-- Begin DATA RECORDS --

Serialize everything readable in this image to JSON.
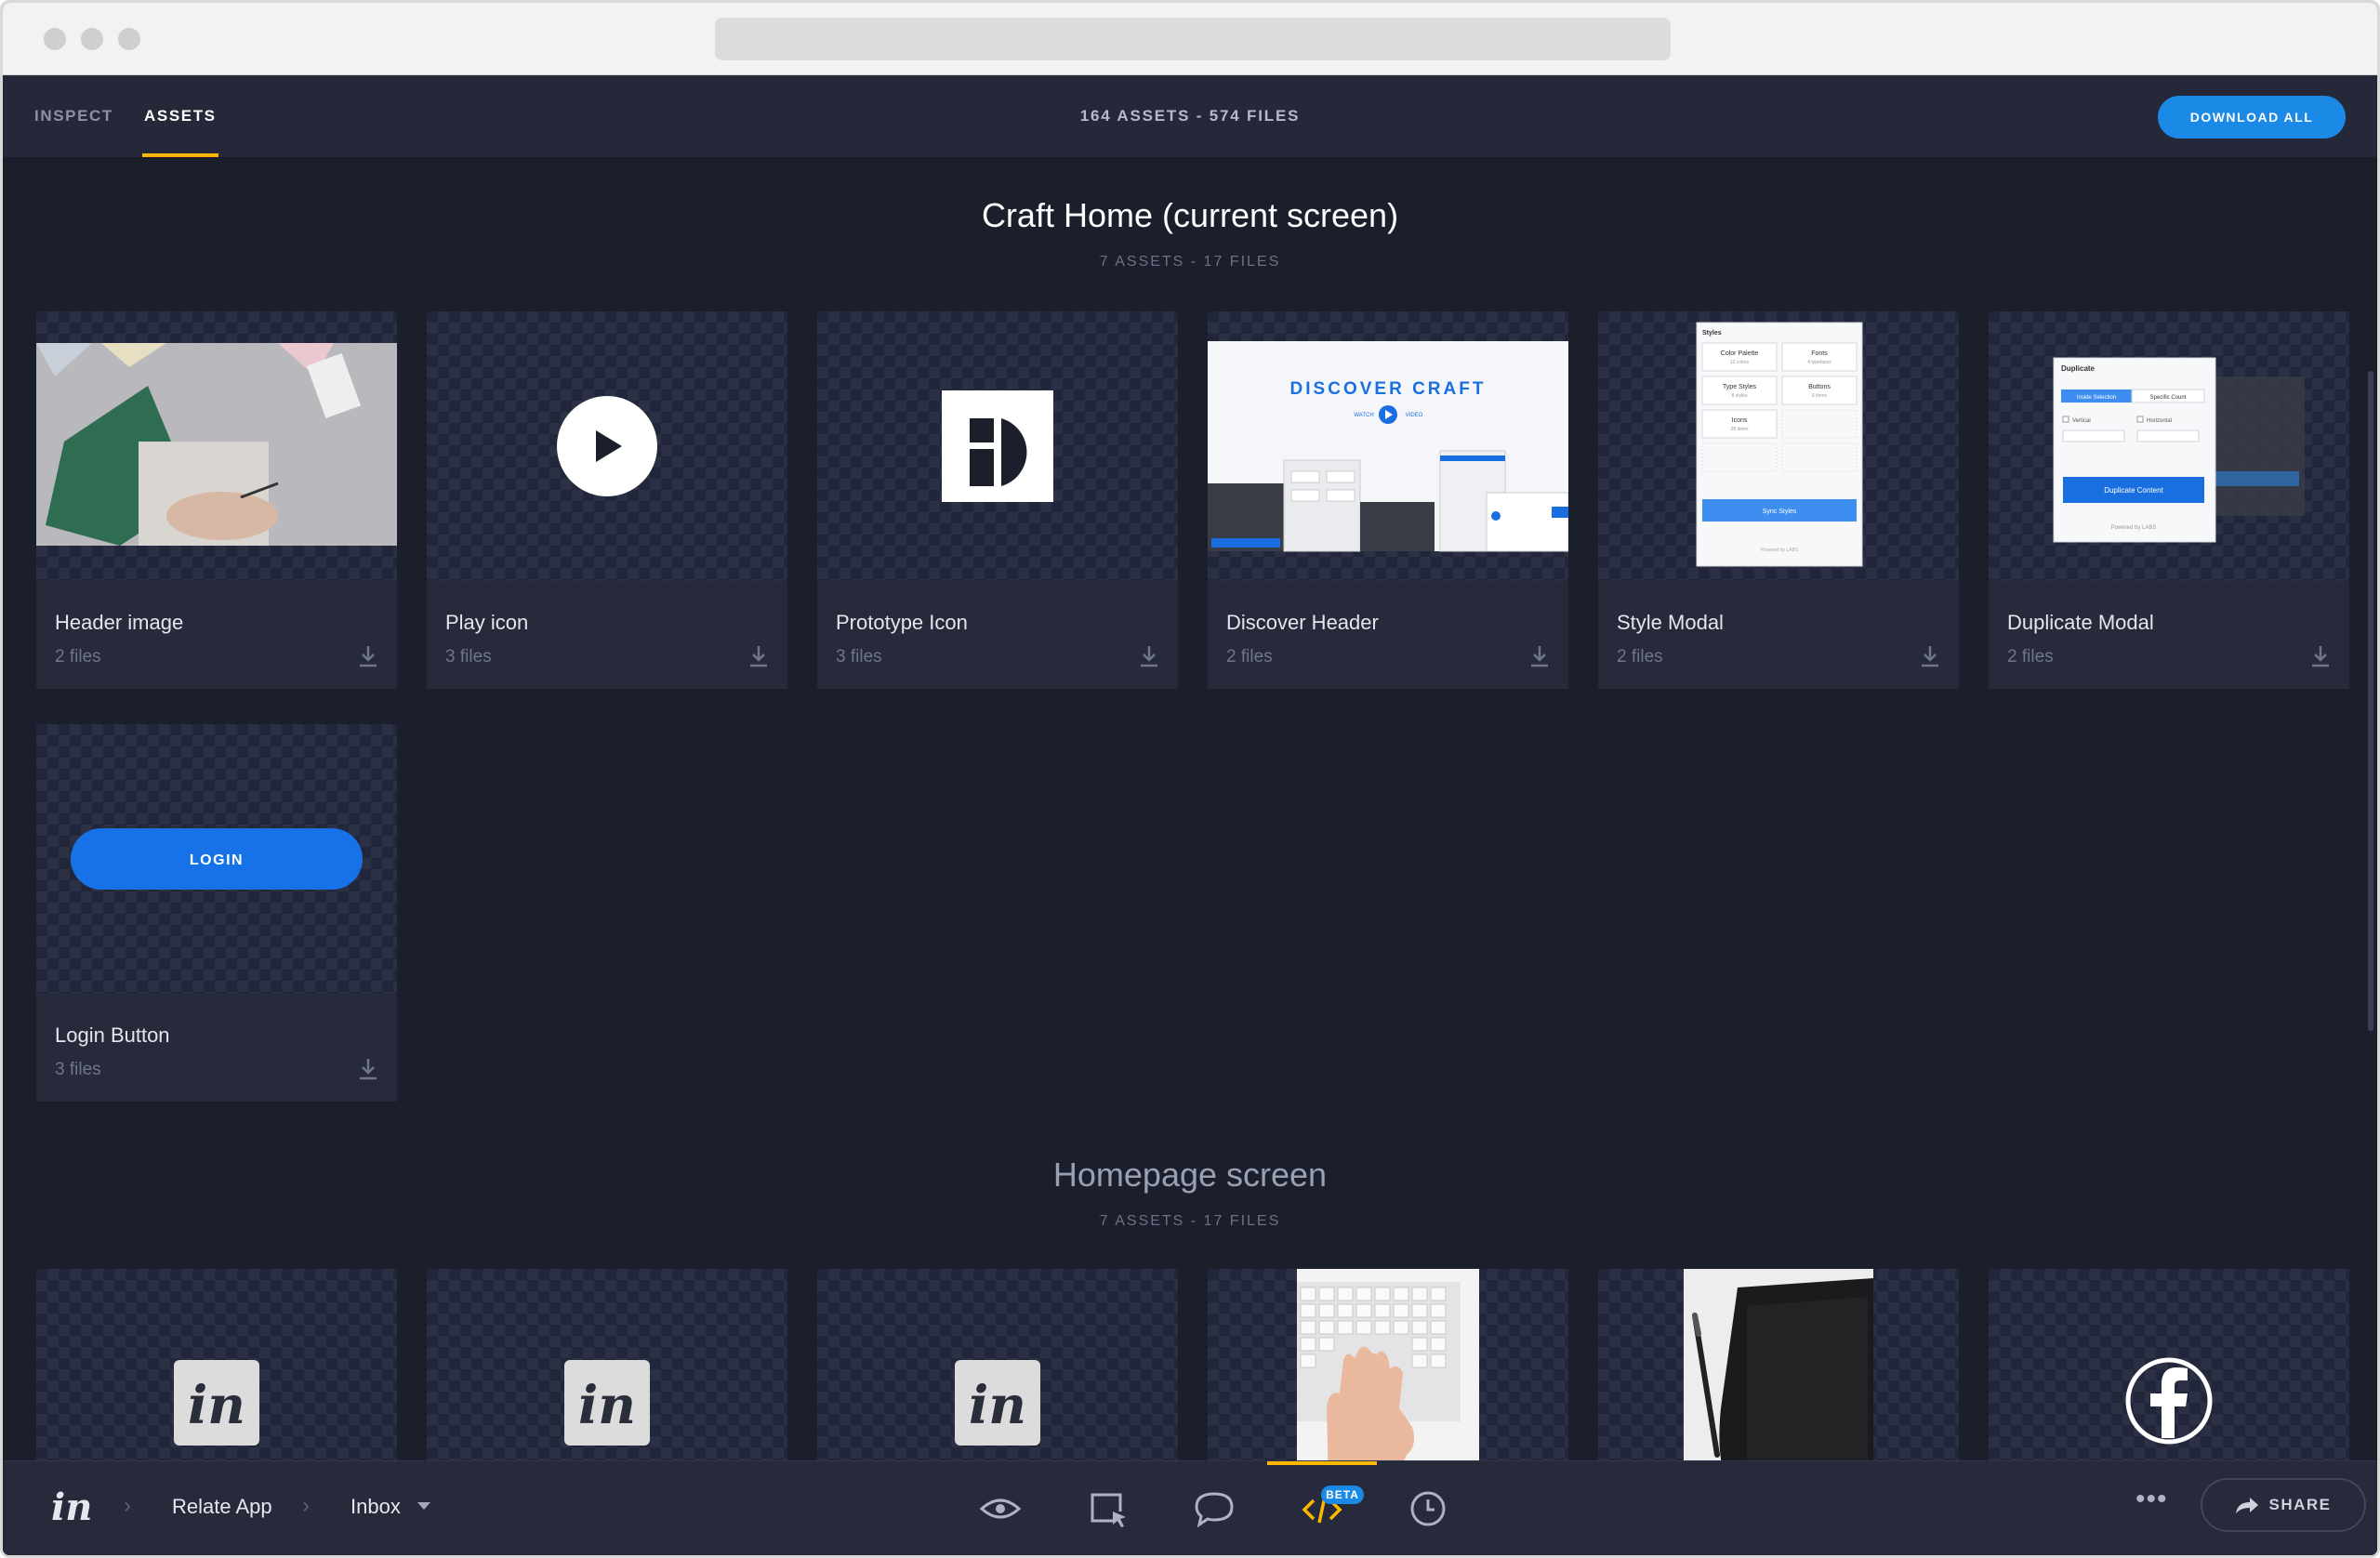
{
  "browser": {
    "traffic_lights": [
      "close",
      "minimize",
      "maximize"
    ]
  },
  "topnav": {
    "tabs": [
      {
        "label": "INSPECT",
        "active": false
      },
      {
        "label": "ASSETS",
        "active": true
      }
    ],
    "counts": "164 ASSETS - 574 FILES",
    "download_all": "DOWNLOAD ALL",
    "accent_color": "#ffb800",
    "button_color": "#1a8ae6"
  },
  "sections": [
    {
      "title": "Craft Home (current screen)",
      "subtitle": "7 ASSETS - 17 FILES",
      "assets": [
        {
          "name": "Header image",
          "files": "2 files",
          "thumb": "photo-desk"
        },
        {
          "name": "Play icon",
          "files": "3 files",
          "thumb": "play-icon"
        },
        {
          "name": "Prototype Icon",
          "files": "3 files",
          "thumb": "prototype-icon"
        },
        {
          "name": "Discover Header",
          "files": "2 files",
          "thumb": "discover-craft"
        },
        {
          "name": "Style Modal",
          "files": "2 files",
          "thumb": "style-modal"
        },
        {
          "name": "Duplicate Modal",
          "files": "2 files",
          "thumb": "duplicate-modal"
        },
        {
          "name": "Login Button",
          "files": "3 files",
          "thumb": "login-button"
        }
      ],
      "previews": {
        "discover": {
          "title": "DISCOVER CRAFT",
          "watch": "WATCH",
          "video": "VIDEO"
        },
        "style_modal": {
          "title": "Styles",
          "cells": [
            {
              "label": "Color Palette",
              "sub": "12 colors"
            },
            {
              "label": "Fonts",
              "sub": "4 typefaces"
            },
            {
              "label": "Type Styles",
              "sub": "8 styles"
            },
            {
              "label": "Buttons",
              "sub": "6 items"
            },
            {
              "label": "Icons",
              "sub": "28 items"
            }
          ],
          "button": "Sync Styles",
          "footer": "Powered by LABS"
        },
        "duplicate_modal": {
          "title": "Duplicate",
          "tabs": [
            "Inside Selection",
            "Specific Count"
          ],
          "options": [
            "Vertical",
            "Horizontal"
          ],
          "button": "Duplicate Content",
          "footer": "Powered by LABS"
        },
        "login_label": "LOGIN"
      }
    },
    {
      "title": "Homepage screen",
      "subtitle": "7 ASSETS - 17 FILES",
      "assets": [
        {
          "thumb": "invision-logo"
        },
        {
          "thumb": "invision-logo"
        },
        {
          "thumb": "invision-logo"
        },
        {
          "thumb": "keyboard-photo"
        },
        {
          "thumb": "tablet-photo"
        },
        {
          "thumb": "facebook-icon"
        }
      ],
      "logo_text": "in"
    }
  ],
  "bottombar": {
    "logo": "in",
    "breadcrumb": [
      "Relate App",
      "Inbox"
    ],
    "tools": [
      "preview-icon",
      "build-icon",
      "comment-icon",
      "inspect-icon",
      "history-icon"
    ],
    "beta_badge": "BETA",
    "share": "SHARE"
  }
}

-- End DATA RECORDS --

→ **REQUIREMENTS**
Return the records exactly. Don't carry the pictures over.

→ **CORRECT OUTPUT**
Serialize everything readable in this image to JSON.
{
  "browser": {
    "traffic_lights": [
      "close",
      "minimize",
      "maximize"
    ]
  },
  "topnav": {
    "tabs": [
      {
        "label": "INSPECT",
        "active": false
      },
      {
        "label": "ASSETS",
        "active": true
      }
    ],
    "counts": "164 ASSETS - 574 FILES",
    "download_all": "DOWNLOAD ALL",
    "accent_color": "#ffb800",
    "button_color": "#1a8ae6"
  },
  "sections": [
    {
      "title": "Craft Home (current screen)",
      "subtitle": "7 ASSETS - 17 FILES",
      "assets": [
        {
          "name": "Header image",
          "files": "2 files",
          "thumb": "photo-desk"
        },
        {
          "name": "Play icon",
          "files": "3 files",
          "thumb": "play-icon"
        },
        {
          "name": "Prototype Icon",
          "files": "3 files",
          "thumb": "prototype-icon"
        },
        {
          "name": "Discover Header",
          "files": "2 files",
          "thumb": "discover-craft"
        },
        {
          "name": "Style Modal",
          "files": "2 files",
          "thumb": "style-modal"
        },
        {
          "name": "Duplicate Modal",
          "files": "2 files",
          "thumb": "duplicate-modal"
        },
        {
          "name": "Login Button",
          "files": "3 files",
          "thumb": "login-button"
        }
      ],
      "previews": {
        "discover": {
          "title": "DISCOVER CRAFT",
          "watch": "WATCH",
          "video": "VIDEO"
        },
        "style_modal": {
          "title": "Styles",
          "cells": [
            {
              "label": "Color Palette",
              "sub": "12 colors"
            },
            {
              "label": "Fonts",
              "sub": "4 typefaces"
            },
            {
              "label": "Type Styles",
              "sub": "8 styles"
            },
            {
              "label": "Buttons",
              "sub": "6 items"
            },
            {
              "label": "Icons",
              "sub": "28 items"
            }
          ],
          "button": "Sync Styles",
          "footer": "Powered by LABS"
        },
        "duplicate_modal": {
          "title": "Duplicate",
          "tabs": [
            "Inside Selection",
            "Specific Count"
          ],
          "options": [
            "Vertical",
            "Horizontal"
          ],
          "button": "Duplicate Content",
          "footer": "Powered by LABS"
        },
        "login_label": "LOGIN"
      }
    },
    {
      "title": "Homepage screen",
      "subtitle": "7 ASSETS - 17 FILES",
      "assets": [
        {
          "thumb": "invision-logo"
        },
        {
          "thumb": "invision-logo"
        },
        {
          "thumb": "invision-logo"
        },
        {
          "thumb": "keyboard-photo"
        },
        {
          "thumb": "tablet-photo"
        },
        {
          "thumb": "facebook-icon"
        }
      ],
      "logo_text": "in"
    }
  ],
  "bottombar": {
    "logo": "in",
    "breadcrumb": [
      "Relate App",
      "Inbox"
    ],
    "tools": [
      "preview-icon",
      "build-icon",
      "comment-icon",
      "inspect-icon",
      "history-icon"
    ],
    "beta_badge": "BETA",
    "share": "SHARE"
  }
}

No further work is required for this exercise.